Aim:
Each line of the material must be repeated precisely, with the pictures left out.
==============================
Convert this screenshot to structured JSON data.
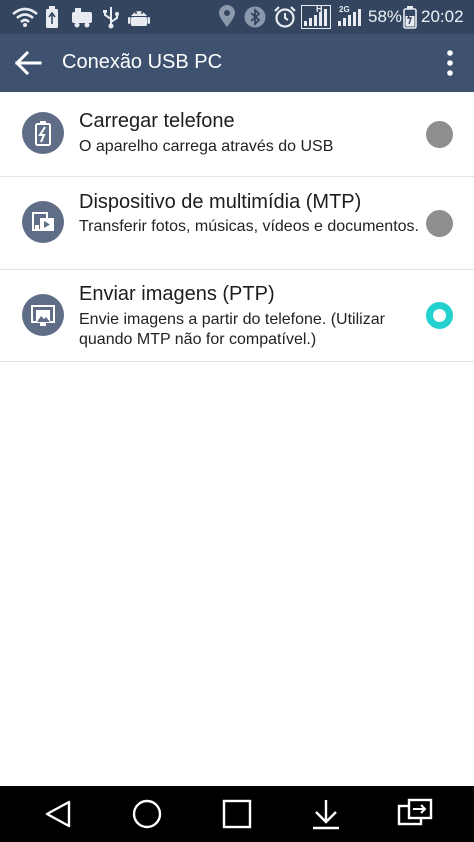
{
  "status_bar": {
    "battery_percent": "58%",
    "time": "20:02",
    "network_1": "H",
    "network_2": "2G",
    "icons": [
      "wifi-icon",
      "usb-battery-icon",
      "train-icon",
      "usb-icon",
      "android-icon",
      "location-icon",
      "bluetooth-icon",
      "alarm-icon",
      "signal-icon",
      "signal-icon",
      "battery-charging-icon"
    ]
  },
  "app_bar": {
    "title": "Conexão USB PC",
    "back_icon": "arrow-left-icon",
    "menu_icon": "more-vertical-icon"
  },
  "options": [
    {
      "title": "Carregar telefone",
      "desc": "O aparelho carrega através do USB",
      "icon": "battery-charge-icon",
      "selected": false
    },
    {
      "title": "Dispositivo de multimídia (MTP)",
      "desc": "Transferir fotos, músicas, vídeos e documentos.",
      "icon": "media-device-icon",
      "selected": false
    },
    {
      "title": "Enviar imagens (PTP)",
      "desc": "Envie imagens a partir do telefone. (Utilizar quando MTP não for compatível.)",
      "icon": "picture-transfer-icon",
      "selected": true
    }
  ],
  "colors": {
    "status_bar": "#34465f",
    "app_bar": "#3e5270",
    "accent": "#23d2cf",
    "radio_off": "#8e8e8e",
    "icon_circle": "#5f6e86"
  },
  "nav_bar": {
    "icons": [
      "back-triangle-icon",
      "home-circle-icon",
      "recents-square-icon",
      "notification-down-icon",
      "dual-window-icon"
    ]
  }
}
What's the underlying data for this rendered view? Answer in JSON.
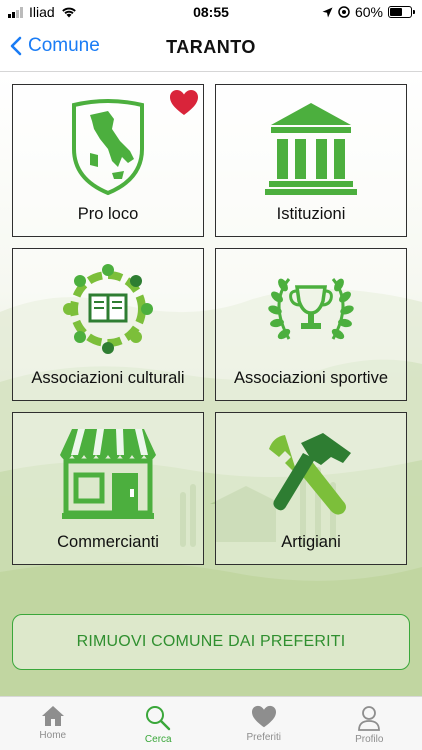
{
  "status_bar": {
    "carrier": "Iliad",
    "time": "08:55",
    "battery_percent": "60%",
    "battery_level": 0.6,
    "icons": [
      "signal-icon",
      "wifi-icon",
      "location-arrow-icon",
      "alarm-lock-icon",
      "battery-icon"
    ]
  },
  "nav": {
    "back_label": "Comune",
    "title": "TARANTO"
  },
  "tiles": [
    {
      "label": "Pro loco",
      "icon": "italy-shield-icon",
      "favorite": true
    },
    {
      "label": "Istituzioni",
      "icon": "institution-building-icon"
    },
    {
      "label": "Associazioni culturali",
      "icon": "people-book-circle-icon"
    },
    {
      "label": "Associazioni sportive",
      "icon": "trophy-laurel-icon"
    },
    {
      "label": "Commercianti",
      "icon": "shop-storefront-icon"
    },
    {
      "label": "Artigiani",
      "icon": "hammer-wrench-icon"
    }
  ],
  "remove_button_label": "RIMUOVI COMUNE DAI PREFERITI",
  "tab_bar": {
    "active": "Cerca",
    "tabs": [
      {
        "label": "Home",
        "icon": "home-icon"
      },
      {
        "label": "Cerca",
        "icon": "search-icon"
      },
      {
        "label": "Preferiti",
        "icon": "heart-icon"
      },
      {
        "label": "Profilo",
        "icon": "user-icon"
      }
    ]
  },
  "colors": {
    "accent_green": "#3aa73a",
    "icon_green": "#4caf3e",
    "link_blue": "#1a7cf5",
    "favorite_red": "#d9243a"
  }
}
==============================
Correct answer:
Convert this screenshot to structured JSON data.
{
  "status_bar": {
    "battery_percent": "58%",
    "time": "20:02",
    "network_1": "H",
    "network_2": "2G",
    "icons": [
      "wifi-icon",
      "usb-battery-icon",
      "train-icon",
      "usb-icon",
      "android-icon",
      "location-icon",
      "bluetooth-icon",
      "alarm-icon",
      "signal-icon",
      "signal-icon",
      "battery-charging-icon"
    ]
  },
  "app_bar": {
    "title": "Conexão USB PC",
    "back_icon": "arrow-left-icon",
    "menu_icon": "more-vertical-icon"
  },
  "options": [
    {
      "title": "Carregar telefone",
      "desc": "O aparelho carrega através do USB",
      "icon": "battery-charge-icon",
      "selected": false
    },
    {
      "title": "Dispositivo de multimídia (MTP)",
      "desc": "Transferir fotos, músicas, vídeos e documentos.",
      "icon": "media-device-icon",
      "selected": false
    },
    {
      "title": "Enviar imagens (PTP)",
      "desc": "Envie imagens a partir do telefone. (Utilizar quando MTP não for compatível.)",
      "icon": "picture-transfer-icon",
      "selected": true
    }
  ],
  "colors": {
    "status_bar": "#34465f",
    "app_bar": "#3e5270",
    "accent": "#23d2cf",
    "radio_off": "#8e8e8e",
    "icon_circle": "#5f6e86"
  },
  "nav_bar": {
    "icons": [
      "back-triangle-icon",
      "home-circle-icon",
      "recents-square-icon",
      "notification-down-icon",
      "dual-window-icon"
    ]
  }
}
What's the underlying data for this rendered view? Answer in JSON.
{
  "status_bar": {
    "carrier": "Iliad",
    "time": "08:55",
    "battery_percent": "60%",
    "battery_level": 0.6,
    "icons": [
      "signal-icon",
      "wifi-icon",
      "location-arrow-icon",
      "alarm-lock-icon",
      "battery-icon"
    ]
  },
  "nav": {
    "back_label": "Comune",
    "title": "TARANTO"
  },
  "tiles": [
    {
      "label": "Pro loco",
      "icon": "italy-shield-icon",
      "favorite": true
    },
    {
      "label": "Istituzioni",
      "icon": "institution-building-icon"
    },
    {
      "label": "Associazioni culturali",
      "icon": "people-book-circle-icon"
    },
    {
      "label": "Associazioni sportive",
      "icon": "trophy-laurel-icon"
    },
    {
      "label": "Commercianti",
      "icon": "shop-storefront-icon"
    },
    {
      "label": "Artigiani",
      "icon": "hammer-wrench-icon"
    }
  ],
  "remove_button_label": "RIMUOVI COMUNE DAI PREFERITI",
  "tab_bar": {
    "active": "Cerca",
    "tabs": [
      {
        "label": "Home",
        "icon": "home-icon"
      },
      {
        "label": "Cerca",
        "icon": "search-icon"
      },
      {
        "label": "Preferiti",
        "icon": "heart-icon"
      },
      {
        "label": "Profilo",
        "icon": "user-icon"
      }
    ]
  },
  "colors": {
    "accent_green": "#3aa73a",
    "icon_green": "#4caf3e",
    "link_blue": "#1a7cf5",
    "favorite_red": "#d9243a"
  }
}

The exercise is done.